## Start ENTRIES
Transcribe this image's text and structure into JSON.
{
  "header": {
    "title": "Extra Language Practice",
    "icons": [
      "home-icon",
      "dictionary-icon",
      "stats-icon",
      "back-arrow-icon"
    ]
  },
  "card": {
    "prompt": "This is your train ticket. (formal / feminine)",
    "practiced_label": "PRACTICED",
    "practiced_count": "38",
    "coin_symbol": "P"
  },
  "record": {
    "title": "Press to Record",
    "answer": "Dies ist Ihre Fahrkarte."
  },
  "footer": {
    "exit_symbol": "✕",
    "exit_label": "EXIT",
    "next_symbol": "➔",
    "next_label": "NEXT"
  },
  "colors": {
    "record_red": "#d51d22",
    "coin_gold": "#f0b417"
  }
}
## End ENTRIES
■ **REQUIRED WORK**
Return each entry from above without altering a single character.

■ **PROBLEM SOLUTION**
Transcribe this image's text and structure into JSON.
{
  "header": {
    "title": "Extra Language Practice",
    "icons": [
      "home-icon",
      "dictionary-icon",
      "stats-icon",
      "back-arrow-icon"
    ]
  },
  "card": {
    "prompt": "This is your train ticket. (formal / feminine)",
    "practiced_label": "PRACTICED",
    "practiced_count": "38",
    "coin_symbol": "P"
  },
  "record": {
    "title": "Press to Record",
    "answer": "Dies ist Ihre Fahrkarte."
  },
  "footer": {
    "exit_symbol": "✕",
    "exit_label": "EXIT",
    "next_symbol": "➔",
    "next_label": "NEXT"
  },
  "colors": {
    "record_red": "#d51d22",
    "coin_gold": "#f0b417"
  }
}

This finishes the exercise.